■ DESCRIPTION OF THE TASK
Collect all lines containing the word "PARK" from the data.

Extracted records
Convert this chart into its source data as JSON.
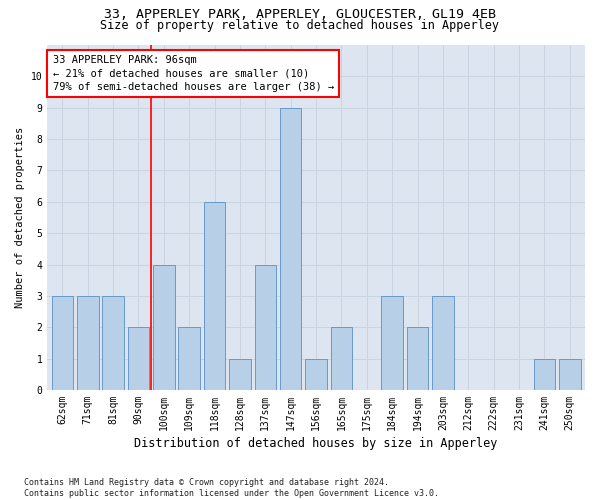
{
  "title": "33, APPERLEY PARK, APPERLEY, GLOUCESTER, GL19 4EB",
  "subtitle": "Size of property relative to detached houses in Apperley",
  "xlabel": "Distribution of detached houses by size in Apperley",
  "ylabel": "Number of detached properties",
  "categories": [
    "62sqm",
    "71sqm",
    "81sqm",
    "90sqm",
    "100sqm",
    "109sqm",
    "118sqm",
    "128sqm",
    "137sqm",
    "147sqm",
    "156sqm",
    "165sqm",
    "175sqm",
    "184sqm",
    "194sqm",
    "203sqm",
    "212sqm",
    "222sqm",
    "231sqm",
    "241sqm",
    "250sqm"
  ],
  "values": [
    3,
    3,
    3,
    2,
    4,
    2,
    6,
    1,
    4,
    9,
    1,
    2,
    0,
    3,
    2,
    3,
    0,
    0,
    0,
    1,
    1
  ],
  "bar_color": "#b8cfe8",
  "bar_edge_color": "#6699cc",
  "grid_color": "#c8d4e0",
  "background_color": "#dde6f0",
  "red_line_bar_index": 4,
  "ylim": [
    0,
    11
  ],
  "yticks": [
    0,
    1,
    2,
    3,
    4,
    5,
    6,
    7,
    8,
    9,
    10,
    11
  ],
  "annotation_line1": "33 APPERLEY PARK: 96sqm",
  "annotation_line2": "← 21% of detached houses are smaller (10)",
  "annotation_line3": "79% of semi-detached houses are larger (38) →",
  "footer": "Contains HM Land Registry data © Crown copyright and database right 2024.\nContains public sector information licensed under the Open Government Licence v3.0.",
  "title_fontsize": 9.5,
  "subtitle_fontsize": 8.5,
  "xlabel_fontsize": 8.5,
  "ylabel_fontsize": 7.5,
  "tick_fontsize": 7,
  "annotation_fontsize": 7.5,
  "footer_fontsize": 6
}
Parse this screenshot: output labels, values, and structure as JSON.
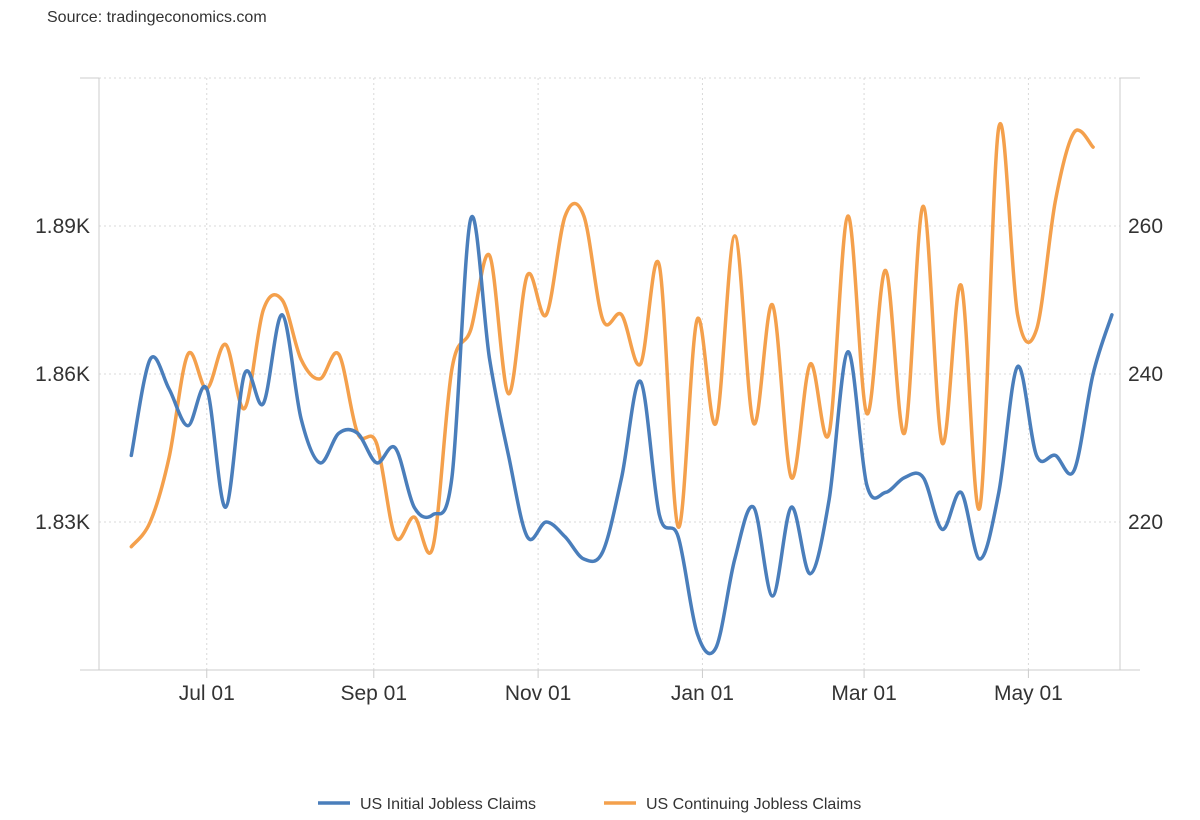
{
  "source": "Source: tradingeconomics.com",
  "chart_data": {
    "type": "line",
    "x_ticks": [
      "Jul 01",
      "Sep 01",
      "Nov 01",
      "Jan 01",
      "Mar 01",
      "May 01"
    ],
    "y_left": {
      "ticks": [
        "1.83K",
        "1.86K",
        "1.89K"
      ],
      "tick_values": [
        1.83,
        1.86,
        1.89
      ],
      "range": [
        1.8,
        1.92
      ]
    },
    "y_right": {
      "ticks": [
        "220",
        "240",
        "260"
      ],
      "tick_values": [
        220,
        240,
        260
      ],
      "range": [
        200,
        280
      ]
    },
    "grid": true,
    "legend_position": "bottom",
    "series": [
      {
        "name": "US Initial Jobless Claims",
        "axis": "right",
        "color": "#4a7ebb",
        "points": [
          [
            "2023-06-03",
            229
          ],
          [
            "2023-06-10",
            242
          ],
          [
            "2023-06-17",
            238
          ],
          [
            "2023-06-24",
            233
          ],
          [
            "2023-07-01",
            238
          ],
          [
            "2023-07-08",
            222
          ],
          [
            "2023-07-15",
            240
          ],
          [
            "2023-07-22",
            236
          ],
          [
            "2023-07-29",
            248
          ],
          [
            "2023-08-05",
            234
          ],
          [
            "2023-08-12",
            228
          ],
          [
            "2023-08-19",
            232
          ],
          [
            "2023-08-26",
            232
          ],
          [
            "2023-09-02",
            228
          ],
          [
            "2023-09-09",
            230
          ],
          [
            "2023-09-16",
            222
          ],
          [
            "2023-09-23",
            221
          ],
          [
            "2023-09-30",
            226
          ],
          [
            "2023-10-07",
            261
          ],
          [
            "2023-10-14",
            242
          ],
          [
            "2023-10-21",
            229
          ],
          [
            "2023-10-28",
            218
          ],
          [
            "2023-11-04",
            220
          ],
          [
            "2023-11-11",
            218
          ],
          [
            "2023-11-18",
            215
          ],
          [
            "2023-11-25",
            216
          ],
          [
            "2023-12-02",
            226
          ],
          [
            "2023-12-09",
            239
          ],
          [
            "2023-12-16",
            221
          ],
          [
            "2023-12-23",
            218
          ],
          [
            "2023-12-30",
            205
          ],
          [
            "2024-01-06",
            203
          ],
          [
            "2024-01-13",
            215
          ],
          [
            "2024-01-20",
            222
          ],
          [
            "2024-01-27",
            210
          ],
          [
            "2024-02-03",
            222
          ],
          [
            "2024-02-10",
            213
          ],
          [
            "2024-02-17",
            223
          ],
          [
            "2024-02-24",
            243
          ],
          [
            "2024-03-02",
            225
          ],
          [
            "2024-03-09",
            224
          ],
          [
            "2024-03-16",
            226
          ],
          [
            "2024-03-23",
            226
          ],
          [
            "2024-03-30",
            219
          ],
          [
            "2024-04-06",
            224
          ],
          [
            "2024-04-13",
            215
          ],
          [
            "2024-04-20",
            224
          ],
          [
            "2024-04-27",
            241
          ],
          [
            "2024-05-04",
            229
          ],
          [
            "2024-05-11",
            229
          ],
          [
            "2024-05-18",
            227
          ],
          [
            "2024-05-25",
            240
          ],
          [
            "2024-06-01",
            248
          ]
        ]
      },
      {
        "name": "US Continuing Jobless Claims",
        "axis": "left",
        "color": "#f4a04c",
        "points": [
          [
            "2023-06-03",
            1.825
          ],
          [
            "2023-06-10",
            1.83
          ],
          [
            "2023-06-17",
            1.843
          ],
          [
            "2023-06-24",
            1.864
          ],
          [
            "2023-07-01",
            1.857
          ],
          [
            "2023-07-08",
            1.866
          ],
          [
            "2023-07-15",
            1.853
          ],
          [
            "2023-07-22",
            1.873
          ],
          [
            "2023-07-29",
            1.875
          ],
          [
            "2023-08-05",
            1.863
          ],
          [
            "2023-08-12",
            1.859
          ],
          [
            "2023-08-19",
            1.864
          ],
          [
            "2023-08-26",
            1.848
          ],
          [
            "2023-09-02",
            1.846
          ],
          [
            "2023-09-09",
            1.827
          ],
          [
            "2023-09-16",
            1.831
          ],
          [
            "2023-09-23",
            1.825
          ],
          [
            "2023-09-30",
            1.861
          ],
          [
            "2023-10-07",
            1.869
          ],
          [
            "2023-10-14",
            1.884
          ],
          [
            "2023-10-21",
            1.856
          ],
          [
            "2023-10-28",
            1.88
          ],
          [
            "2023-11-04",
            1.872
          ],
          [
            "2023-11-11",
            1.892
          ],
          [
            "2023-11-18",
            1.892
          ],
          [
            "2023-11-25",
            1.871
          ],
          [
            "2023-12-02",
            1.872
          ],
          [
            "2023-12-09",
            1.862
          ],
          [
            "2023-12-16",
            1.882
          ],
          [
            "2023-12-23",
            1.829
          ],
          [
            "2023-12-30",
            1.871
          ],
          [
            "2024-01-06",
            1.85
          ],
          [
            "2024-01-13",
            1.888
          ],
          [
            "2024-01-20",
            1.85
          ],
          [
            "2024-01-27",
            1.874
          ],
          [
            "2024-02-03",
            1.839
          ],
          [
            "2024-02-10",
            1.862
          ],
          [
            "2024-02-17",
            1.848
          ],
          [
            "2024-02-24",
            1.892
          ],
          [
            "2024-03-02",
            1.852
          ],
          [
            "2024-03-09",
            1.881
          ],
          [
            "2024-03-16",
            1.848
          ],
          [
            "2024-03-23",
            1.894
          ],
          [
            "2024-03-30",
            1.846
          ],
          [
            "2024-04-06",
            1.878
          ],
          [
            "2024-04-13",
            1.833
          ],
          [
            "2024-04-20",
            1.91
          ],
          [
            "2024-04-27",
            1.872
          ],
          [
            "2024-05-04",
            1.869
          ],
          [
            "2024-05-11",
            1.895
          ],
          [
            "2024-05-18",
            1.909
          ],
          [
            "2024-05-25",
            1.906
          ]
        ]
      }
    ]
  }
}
* * *
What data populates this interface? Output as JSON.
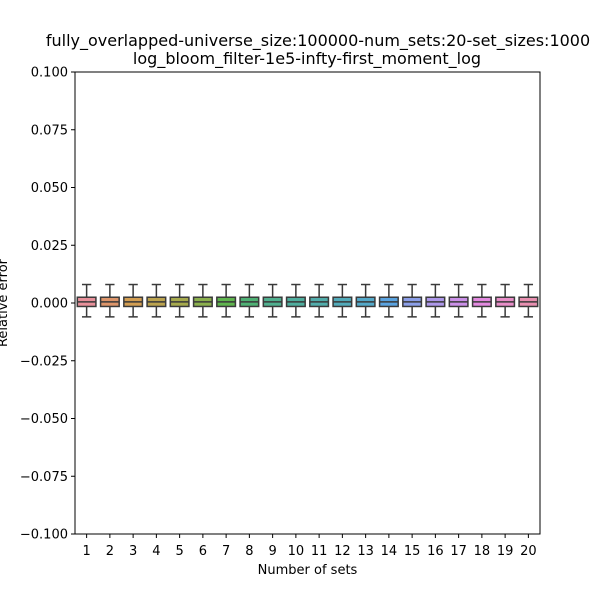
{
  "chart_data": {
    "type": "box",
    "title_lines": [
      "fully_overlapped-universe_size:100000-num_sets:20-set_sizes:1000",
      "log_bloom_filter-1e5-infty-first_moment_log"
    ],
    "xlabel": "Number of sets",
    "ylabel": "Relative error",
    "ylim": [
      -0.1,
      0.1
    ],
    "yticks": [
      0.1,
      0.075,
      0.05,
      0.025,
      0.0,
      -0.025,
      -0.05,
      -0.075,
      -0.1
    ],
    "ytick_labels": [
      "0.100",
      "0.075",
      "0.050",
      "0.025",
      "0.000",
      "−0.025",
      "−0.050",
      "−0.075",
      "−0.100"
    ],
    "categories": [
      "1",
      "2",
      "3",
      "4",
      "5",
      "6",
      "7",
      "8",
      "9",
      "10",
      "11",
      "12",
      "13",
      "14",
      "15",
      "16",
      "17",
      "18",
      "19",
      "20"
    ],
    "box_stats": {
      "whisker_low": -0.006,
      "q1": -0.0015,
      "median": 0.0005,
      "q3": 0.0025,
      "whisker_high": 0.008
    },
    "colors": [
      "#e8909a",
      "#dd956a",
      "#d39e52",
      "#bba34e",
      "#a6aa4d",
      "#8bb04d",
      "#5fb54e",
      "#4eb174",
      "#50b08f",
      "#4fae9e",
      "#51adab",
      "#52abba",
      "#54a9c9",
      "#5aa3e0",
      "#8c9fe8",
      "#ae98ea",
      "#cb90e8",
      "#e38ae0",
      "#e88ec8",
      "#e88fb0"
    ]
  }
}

■ COMPLETE ANSWER
  "title": "33, APPERLEY PARK, APPERLEY, GLOUCESTER, GL19 4EB",
  "annotation_line1": "33 APPERLEY PARK: 96sqm",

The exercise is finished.